YOUR TASK
Repeat all of the material exactly as given.
## begin INPUT ROWS
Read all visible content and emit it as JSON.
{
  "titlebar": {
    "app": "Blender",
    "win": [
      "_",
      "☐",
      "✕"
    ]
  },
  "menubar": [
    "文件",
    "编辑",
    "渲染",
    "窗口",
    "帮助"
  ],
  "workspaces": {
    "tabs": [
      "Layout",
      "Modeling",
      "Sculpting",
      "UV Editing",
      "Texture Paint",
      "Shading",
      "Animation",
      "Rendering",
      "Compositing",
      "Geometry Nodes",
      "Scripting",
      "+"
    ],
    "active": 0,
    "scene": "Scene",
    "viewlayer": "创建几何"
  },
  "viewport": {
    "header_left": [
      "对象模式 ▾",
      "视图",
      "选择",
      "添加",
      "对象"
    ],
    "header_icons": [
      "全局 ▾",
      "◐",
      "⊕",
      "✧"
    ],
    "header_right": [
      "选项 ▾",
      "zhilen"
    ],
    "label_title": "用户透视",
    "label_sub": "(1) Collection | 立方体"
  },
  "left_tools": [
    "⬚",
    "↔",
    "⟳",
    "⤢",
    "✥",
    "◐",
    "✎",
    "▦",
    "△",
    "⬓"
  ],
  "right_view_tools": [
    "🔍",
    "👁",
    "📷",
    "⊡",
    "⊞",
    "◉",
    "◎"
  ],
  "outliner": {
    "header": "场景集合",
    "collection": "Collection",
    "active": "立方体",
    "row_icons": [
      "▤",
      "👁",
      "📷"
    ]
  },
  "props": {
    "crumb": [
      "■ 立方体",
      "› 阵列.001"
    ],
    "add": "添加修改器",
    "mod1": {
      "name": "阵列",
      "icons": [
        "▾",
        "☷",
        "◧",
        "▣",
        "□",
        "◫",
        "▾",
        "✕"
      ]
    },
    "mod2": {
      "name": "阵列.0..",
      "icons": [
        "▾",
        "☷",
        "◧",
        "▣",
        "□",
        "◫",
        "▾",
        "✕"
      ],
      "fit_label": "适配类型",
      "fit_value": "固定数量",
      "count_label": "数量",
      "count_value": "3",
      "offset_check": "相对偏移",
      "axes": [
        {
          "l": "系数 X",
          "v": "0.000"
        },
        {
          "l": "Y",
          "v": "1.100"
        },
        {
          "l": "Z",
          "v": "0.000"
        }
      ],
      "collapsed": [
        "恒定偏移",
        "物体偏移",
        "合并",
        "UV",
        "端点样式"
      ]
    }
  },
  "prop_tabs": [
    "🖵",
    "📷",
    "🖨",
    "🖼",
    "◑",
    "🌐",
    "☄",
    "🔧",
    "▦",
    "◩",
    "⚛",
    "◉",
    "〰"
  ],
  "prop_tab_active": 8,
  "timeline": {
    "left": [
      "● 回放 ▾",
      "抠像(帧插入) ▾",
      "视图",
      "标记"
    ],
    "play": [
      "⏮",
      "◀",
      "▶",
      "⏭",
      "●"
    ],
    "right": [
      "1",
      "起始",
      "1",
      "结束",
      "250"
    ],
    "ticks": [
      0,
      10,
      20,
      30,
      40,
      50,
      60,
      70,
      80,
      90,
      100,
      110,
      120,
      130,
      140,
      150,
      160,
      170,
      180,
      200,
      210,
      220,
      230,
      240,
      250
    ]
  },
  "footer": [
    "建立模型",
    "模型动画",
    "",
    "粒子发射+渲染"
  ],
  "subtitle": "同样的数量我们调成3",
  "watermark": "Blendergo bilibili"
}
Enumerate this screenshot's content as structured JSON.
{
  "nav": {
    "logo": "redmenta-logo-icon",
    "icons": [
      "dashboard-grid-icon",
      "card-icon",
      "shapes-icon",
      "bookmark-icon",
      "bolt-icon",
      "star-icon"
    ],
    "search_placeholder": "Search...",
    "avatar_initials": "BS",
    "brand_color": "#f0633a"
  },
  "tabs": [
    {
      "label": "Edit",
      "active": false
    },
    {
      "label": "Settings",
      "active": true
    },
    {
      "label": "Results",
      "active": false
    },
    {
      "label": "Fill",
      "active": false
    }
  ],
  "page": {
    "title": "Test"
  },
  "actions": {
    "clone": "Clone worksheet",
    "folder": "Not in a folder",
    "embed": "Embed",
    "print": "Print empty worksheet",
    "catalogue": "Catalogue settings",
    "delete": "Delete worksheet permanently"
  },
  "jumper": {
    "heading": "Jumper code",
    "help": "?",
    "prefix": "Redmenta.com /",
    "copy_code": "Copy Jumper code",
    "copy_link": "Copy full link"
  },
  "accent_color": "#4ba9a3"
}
## end INPUT ROWS
RESPONSE TO THE TASK
Read all visible content and emit it as JSON.
{
  "titlebar": {
    "app": "Blender",
    "win": [
      "_",
      "☐",
      "✕"
    ]
  },
  "menubar": [
    "文件",
    "编辑",
    "渲染",
    "窗口",
    "帮助"
  ],
  "workspaces": {
    "tabs": [
      "Layout",
      "Modeling",
      "Sculpting",
      "UV Editing",
      "Texture Paint",
      "Shading",
      "Animation",
      "Rendering",
      "Compositing",
      "Geometry Nodes",
      "Scripting",
      "+"
    ],
    "active": 0,
    "scene": "Scene",
    "viewlayer": "创建几何"
  },
  "viewport": {
    "header_left": [
      "对象模式 ▾",
      "视图",
      "选择",
      "添加",
      "对象"
    ],
    "header_icons": [
      "全局 ▾",
      "◐",
      "⊕",
      "✧"
    ],
    "header_right": [
      "选项 ▾",
      "zhilen"
    ],
    "label_title": "用户透视",
    "label_sub": "(1) Collection | 立方体"
  },
  "left_tools": [
    "⬚",
    "↔",
    "⟳",
    "⤢",
    "✥",
    "◐",
    "✎",
    "▦",
    "△",
    "⬓"
  ],
  "right_view_tools": [
    "🔍",
    "👁",
    "📷",
    "⊡",
    "⊞",
    "◉",
    "◎"
  ],
  "outliner": {
    "header": "场景集合",
    "collection": "Collection",
    "active": "立方体",
    "row_icons": [
      "▤",
      "👁",
      "📷"
    ]
  },
  "props": {
    "crumb": [
      "■ 立方体",
      "› 阵列.001"
    ],
    "add": "添加修改器",
    "mod1": {
      "name": "阵列",
      "icons": [
        "▾",
        "☷",
        "◧",
        "▣",
        "□",
        "◫",
        "▾",
        "✕"
      ]
    },
    "mod2": {
      "name": "阵列.0..",
      "icons": [
        "▾",
        "☷",
        "◧",
        "▣",
        "□",
        "◫",
        "▾",
        "✕"
      ],
      "fit_label": "适配类型",
      "fit_value": "固定数量",
      "count_label": "数量",
      "count_value": "3",
      "offset_check": "相对偏移",
      "axes": [
        {
          "l": "系数 X",
          "v": "0.000"
        },
        {
          "l": "Y",
          "v": "1.100"
        },
        {
          "l": "Z",
          "v": "0.000"
        }
      ],
      "collapsed": [
        "恒定偏移",
        "物体偏移",
        "合并",
        "UV",
        "端点样式"
      ]
    }
  },
  "prop_tabs": [
    "🖵",
    "📷",
    "🖨",
    "🖼",
    "◑",
    "🌐",
    "☄",
    "🔧",
    "▦",
    "◩",
    "⚛",
    "◉",
    "〰"
  ],
  "prop_tab_active": 8,
  "timeline": {
    "left": [
      "● 回放 ▾",
      "抠像(帧插入) ▾",
      "视图",
      "标记"
    ],
    "play": [
      "⏮",
      "◀",
      "▶",
      "⏭",
      "●"
    ],
    "right": [
      "1",
      "起始",
      "1",
      "结束",
      "250"
    ],
    "ticks": [
      0,
      10,
      20,
      30,
      40,
      50,
      60,
      70,
      80,
      90,
      100,
      110,
      120,
      130,
      140,
      150,
      160,
      170,
      180,
      200,
      210,
      220,
      230,
      240,
      250
    ]
  },
  "footer": [
    "建立模型",
    "模型动画",
    "",
    "粒子发射+渲染"
  ],
  "subtitle": "同样的数量我们调成3",
  "watermark": "Blendergo bilibili"
}
Enumerate this screenshot's content as structured JSON.
{
  "nav": {
    "logo": "redmenta-logo-icon",
    "icons": [
      "dashboard-grid-icon",
      "card-icon",
      "shapes-icon",
      "bookmark-icon",
      "bolt-icon",
      "star-icon"
    ],
    "search_placeholder": "Search...",
    "avatar_initials": "BS",
    "brand_color": "#f0633a"
  },
  "tabs": [
    {
      "label": "Edit",
      "active": false
    },
    {
      "label": "Settings",
      "active": true
    },
    {
      "label": "Results",
      "active": false
    },
    {
      "label": "Fill",
      "active": false
    }
  ],
  "page": {
    "title": "Test"
  },
  "actions": {
    "clone": "Clone worksheet",
    "folder": "Not in a folder",
    "embed": "Embed",
    "print": "Print empty worksheet",
    "catalogue": "Catalogue settings",
    "delete": "Delete worksheet permanently"
  },
  "jumper": {
    "heading": "Jumper code",
    "help": "?",
    "prefix": "Redmenta.com /",
    "copy_code": "Copy Jumper code",
    "copy_link": "Copy full link"
  },
  "accent_color": "#4ba9a3"
}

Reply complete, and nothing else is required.